### Your goal:
Find the line containing "Give me the", then return it and every line after it through the end of the records, exactly. Leave out pictures.

##########

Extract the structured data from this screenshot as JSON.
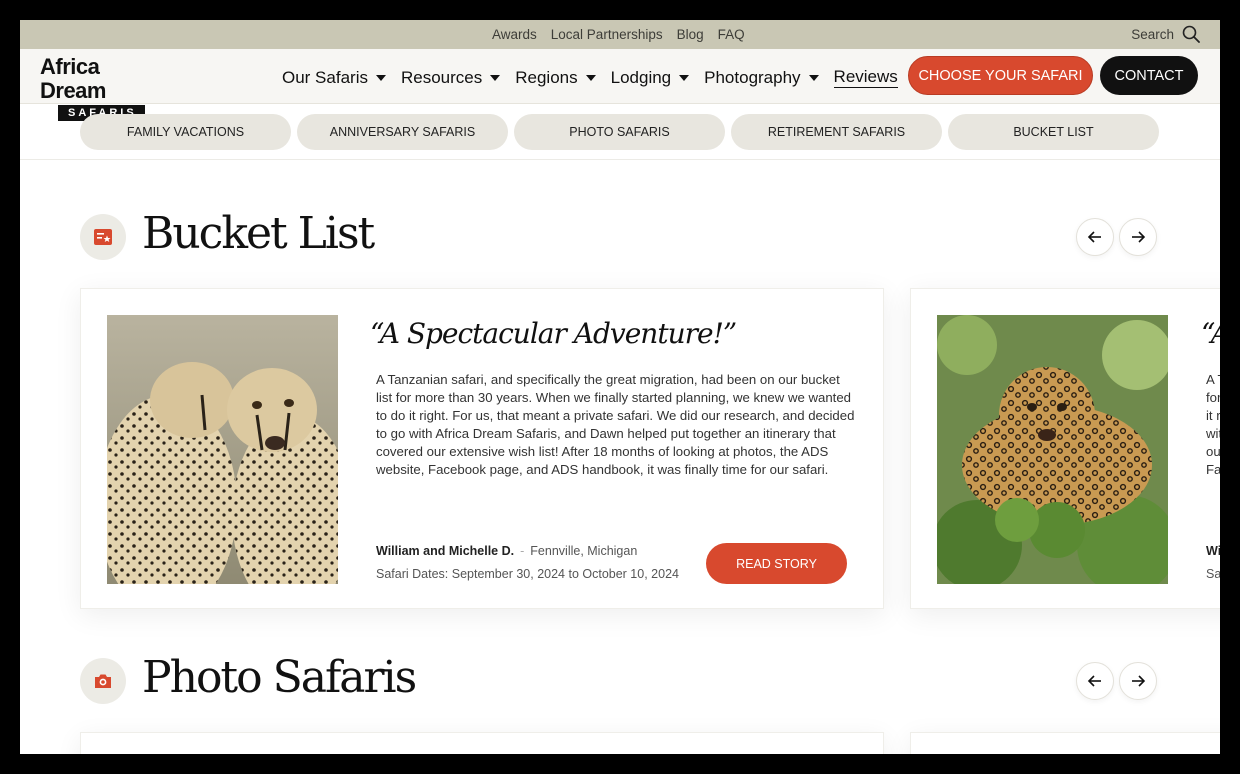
{
  "utility": {
    "links": [
      "Awards",
      "Local Partnerships",
      "Blog",
      "FAQ"
    ],
    "search_label": "Search"
  },
  "header": {
    "logo_line1": "Africa Dream",
    "logo_line2": "SAFARIS",
    "nav": [
      "Our Safaris",
      "Resources",
      "Regions",
      "Lodging",
      "Photography",
      "Reviews"
    ],
    "choose_label": "CHOOSE YOUR SAFARI",
    "contact_label": "CONTACT"
  },
  "pills": [
    "FAMILY VACATIONS",
    "ANNIVERSARY SAFARIS",
    "PHOTO SAFARIS",
    "RETIREMENT SAFARIS",
    "BUCKET LIST"
  ],
  "sections": {
    "bucket": {
      "title": "Bucket List"
    },
    "photo": {
      "title": "Photo Safaris"
    }
  },
  "review": {
    "quote": "“A Spectacular Adventure!”",
    "body": "A Tanzanian safari, and specifically the great migration, had been on our bucket list for more than 30 years. When we finally started planning, we knew we wanted to do it right. For us, that meant a private safari. We did our research, and decided to go with Africa Dream Safaris, and Dawn helped put together an itinerary that covered our extensive wish list! After 18 months of looking at photos, the ADS website, Facebook page, and ADS handbook, it was finally time for our safari.",
    "author": "William and Michelle D.",
    "separator": "-",
    "location": "Fennville, Michigan",
    "dates": "Safari Dates: September 30, 2024 to October 10, 2024",
    "read_label": "READ STORY"
  },
  "peek_review": {
    "quote": "“A",
    "body_lines": [
      "A T",
      "for",
      "it r",
      "wit",
      "ou",
      "Fac"
    ],
    "author": "Wi",
    "dates": "Sa"
  },
  "colors": {
    "accent": "#d8492e",
    "utility_bar": "#c9c7b4",
    "pill": "#e8e6df"
  }
}
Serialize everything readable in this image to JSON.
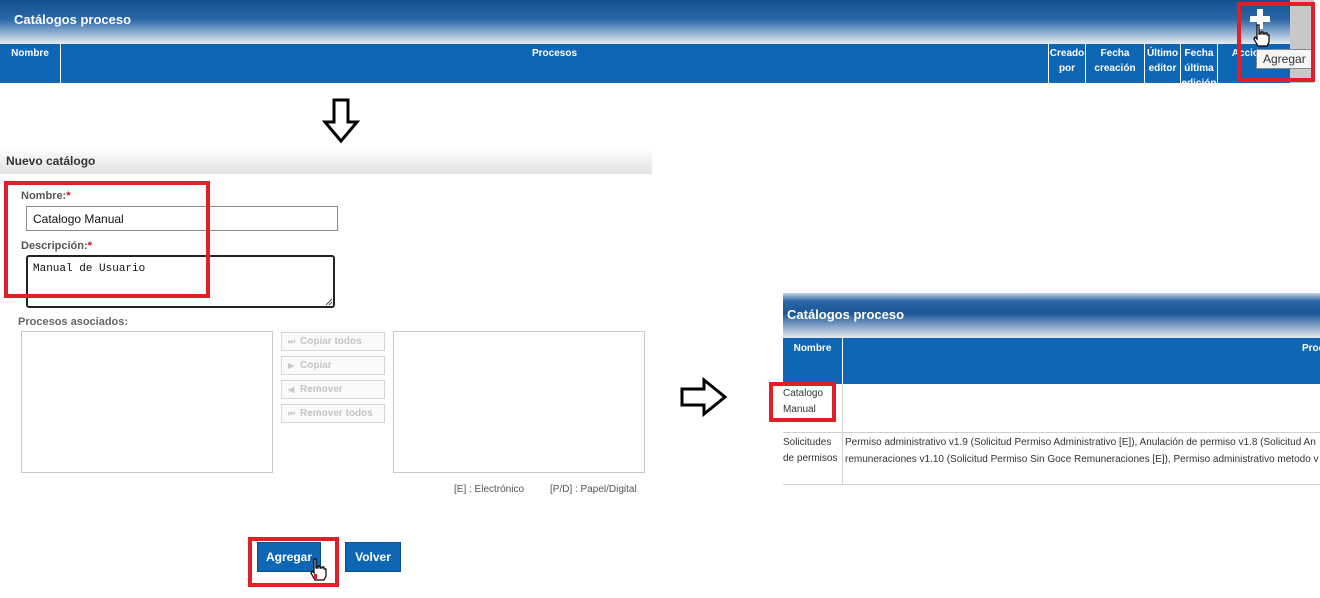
{
  "top_table": {
    "title": "Catálogos proceso",
    "columns": [
      "Nombre",
      "Procesos",
      "Creado por",
      "Fecha creación",
      "Último editor",
      "Fecha última edición",
      "Acciones"
    ],
    "tooltip": "Agregar"
  },
  "form": {
    "title": "Nuevo catálogo",
    "name_label": "Nombre:",
    "name_value": "Catalogo Manual",
    "desc_label": "Descripción:",
    "desc_value": "Manual de Usuario",
    "required_mark": "*",
    "processes_label": "Procesos asociados:",
    "buttons": {
      "copy_all": "Copiar todos",
      "copy": "Copiar",
      "remove": "Remover",
      "remove_all": "Remover todos"
    },
    "legend_e": "[E] : Electrónico",
    "legend_pd": "[P/D] : Papel/Digital",
    "submit": "Agregar",
    "back": "Volver"
  },
  "result_table": {
    "title": "Catálogos proceso",
    "columns": [
      "Nombre",
      "Procesos"
    ],
    "rows": [
      {
        "name_line1": "Catalogo",
        "name_line2": "Manual",
        "processes_line1": "",
        "processes_line2": ""
      },
      {
        "name_line1": "Solicitudes",
        "name_line2": "de permisos",
        "processes_line1": "Permiso administrativo v1.9 (Solicitud Permiso Administrativo [E]), Anulación de permiso v1.8 (Solicitud An",
        "processes_line2": "remuneraciones v1.10 (Solicitud Permiso Sin Goce Remuneraciones [E]), Permiso administrativo metodo v"
      }
    ]
  },
  "colors": {
    "header_blue": "#0f66b4",
    "highlight_red": "#e21f26"
  }
}
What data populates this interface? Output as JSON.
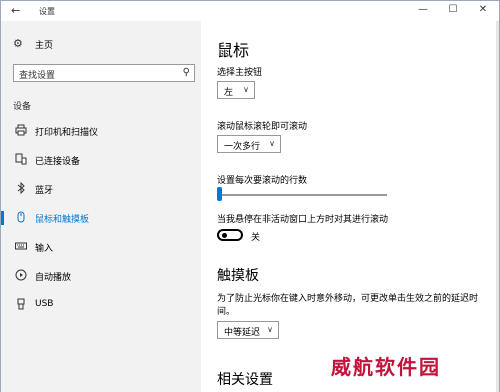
{
  "window": {
    "title": "设置",
    "controls": {
      "minimize": "—",
      "maximize": "☐",
      "close": "✕"
    }
  },
  "sidebar": {
    "home_label": "主页",
    "search_placeholder": "查找设置",
    "section_label": "设备",
    "items": [
      {
        "label": "打印机和扫描仪",
        "icon": "printer-icon"
      },
      {
        "label": "已连接设备",
        "icon": "connected-devices-icon"
      },
      {
        "label": "蓝牙",
        "icon": "bluetooth-icon"
      },
      {
        "label": "鼠标和触摸板",
        "icon": "mouse-icon",
        "selected": true
      },
      {
        "label": "输入",
        "icon": "keyboard-icon"
      },
      {
        "label": "自动播放",
        "icon": "autoplay-icon"
      },
      {
        "label": "USB",
        "icon": "usb-icon"
      }
    ]
  },
  "main": {
    "title": "鼠标",
    "primary_button": {
      "label": "选择主按钮",
      "value": "左"
    },
    "scroll_wheel": {
      "label": "滚动鼠标滚轮即可滚动",
      "value": "一次多行"
    },
    "lines_to_scroll": {
      "label": "设置每次要滚动的行数",
      "level": 0.0
    },
    "inactive_scroll": {
      "label": "当我悬停在非活动窗口上方时对其进行滚动",
      "state_label": "关",
      "on": false
    },
    "touchpad_title": "触摸板",
    "touchpad_desc": "为了防止光标你在键入时意外移动，可更改单击生效之前的延迟时间。",
    "touchpad_delay_value": "中等延迟",
    "related_title": "相关设置"
  },
  "watermark": "威航软件园",
  "colors": {
    "accent": "#0078d7",
    "sidebar_bg": "#f2f2f2",
    "watermark": "#c0143c"
  }
}
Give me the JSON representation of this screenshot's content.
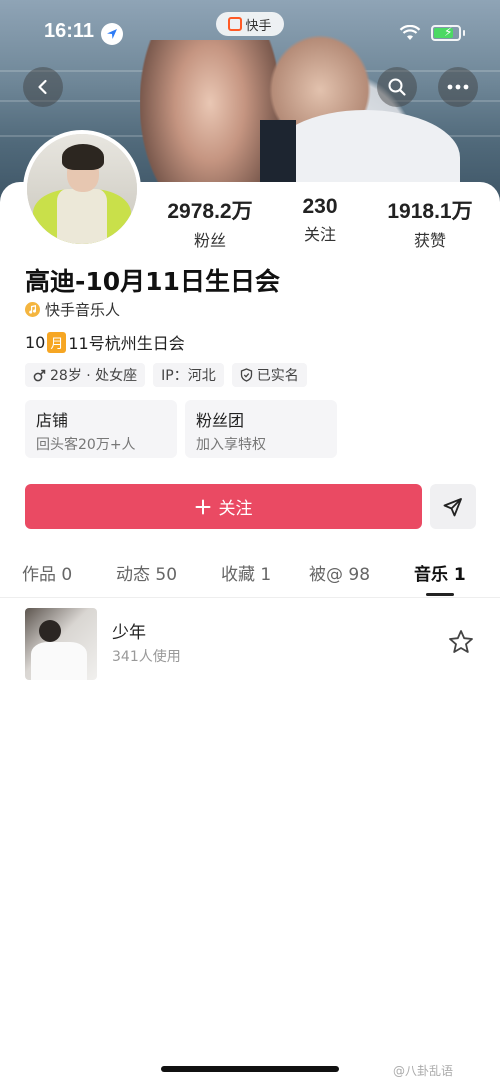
{
  "status_bar": {
    "time": "16:11",
    "app_name": "快手"
  },
  "profile": {
    "stats": [
      {
        "value": "2978.2万",
        "label": "粉丝"
      },
      {
        "value": "230",
        "label": "关注"
      },
      {
        "value": "1918.1万",
        "label": "获赞"
      }
    ],
    "name": "高迪-10月11日生日会",
    "verified_label": "快手音乐人",
    "bio_prefix": "10",
    "bio_emoji": "月",
    "bio_suffix": "11号杭州生日会",
    "tags": {
      "gender_age": "28岁 · 处女座",
      "ip": "IP：河北",
      "real_name": "已实名"
    },
    "tiles": [
      {
        "title": "店铺",
        "subtitle": "回头客20万+人"
      },
      {
        "title": "粉丝团",
        "subtitle": "加入享特权"
      }
    ],
    "follow_label": "关注"
  },
  "tabs": [
    {
      "label": "作品 0"
    },
    {
      "label": "动态 50"
    },
    {
      "label": "收藏 1"
    },
    {
      "label": "被@ 98"
    },
    {
      "label": "音乐 1"
    }
  ],
  "music": {
    "title": "少年",
    "usage": "341人使用"
  },
  "watermark": "@八卦乱语"
}
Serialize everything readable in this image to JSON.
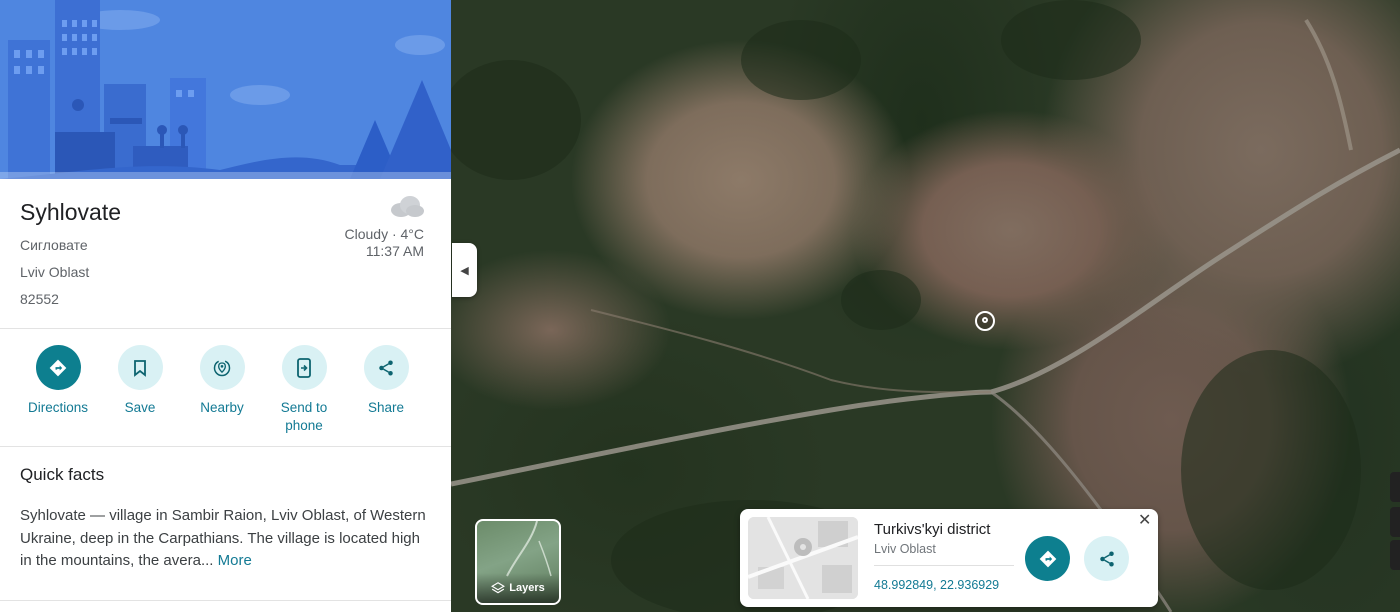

##########

### Written response:
Give me the JSON representation of this screenshot's content.
{
  "status_bar": {
    "time": "16:11",
    "app_name": "快手"
  },
  "profile": {
    "stats": [
      {
        "value": "2978.2万",
        "label": "粉丝"
      },
      {
        "value": "230",
        "label": "关注"
      },
      {
        "value": "1918.1万",
        "label": "获赞"
      }
    ],
    "name": "高迪-10月11日生日会",
    "verified_label": "快手音乐人",
    "bio_prefix": "10",
    "bio_emoji": "月",
    "bio_suffix": "11号杭州生日会",
    "tags": {
      "gender_age": "28岁 · 处女座",
      "ip": "IP：河北",
      "real_name": "已实名"
    },
    "tiles": [
      {
        "title": "店铺",
        "subtitle": "回头客20万+人"
      },
      {
        "title": "粉丝团",
        "subtitle": "加入享特权"
      }
    ],
    "follow_label": "关注"
  },
  "tabs": [
    {
      "label": "作品 0"
    },
    {
      "label": "动态 50"
    },
    {
      "label": "收藏 1"
    },
    {
      "label": "被@ 98"
    },
    {
      "label": "音乐 1"
    }
  ],
  "music": {
    "title": "少年",
    "usage": "341人使用"
  },
  "watermark": "@八卦乱语"
}
Serialize everything readable in this image to JSON.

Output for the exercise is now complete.